▶ _WHAT YOU NEED TO DO_:
Show all lines from the listing below that contain "JSON".

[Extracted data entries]
◇ ◇ ◇ ◇ ◇ ◇ ◇

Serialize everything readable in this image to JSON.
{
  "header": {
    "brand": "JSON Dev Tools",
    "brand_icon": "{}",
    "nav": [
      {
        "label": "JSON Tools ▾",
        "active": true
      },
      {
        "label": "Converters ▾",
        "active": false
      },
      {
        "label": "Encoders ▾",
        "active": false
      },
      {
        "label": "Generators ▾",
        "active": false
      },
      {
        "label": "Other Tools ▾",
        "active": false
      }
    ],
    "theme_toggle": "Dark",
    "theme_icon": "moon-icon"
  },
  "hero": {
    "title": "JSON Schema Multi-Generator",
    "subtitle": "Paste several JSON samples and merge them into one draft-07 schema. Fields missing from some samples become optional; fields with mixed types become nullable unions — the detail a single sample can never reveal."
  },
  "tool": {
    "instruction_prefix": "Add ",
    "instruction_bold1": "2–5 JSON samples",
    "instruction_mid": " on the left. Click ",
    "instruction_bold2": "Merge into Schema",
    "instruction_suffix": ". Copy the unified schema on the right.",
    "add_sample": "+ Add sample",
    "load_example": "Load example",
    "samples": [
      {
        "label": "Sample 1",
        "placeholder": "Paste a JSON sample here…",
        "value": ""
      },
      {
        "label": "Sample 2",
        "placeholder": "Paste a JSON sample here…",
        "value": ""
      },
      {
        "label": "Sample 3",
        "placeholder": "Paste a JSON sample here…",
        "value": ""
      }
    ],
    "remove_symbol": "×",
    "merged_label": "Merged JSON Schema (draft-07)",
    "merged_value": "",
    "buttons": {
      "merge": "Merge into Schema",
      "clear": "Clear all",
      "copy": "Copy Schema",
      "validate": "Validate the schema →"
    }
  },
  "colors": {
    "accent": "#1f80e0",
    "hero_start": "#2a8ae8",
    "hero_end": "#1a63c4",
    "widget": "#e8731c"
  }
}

◇ ◇ ◇ ◇ ◇ ◇ ◇

▶ _CORRECT RESULT_:
Serialize everything readable in this image to JSON.
    "brand": "JSON Dev Tools",
        "label": "JSON Tools ▾",
    "title": "JSON Schema Multi-Generator",
    "subtitle": "Paste several JSON samples and merge them into one draft-07 schema. Fields missing from some samples become optional; fields with mixed types become nullable unions — the detail a single sample can never reveal."
    "instruction_bold1": "2–5 JSON samples",
        "placeholder": "Paste a JSON sample here…",
        "placeholder": "Paste a JSON sample here…",
        "placeholder": "Paste a JSON sample here…",
    "merged_label": "Merged JSON Schema (draft-07)",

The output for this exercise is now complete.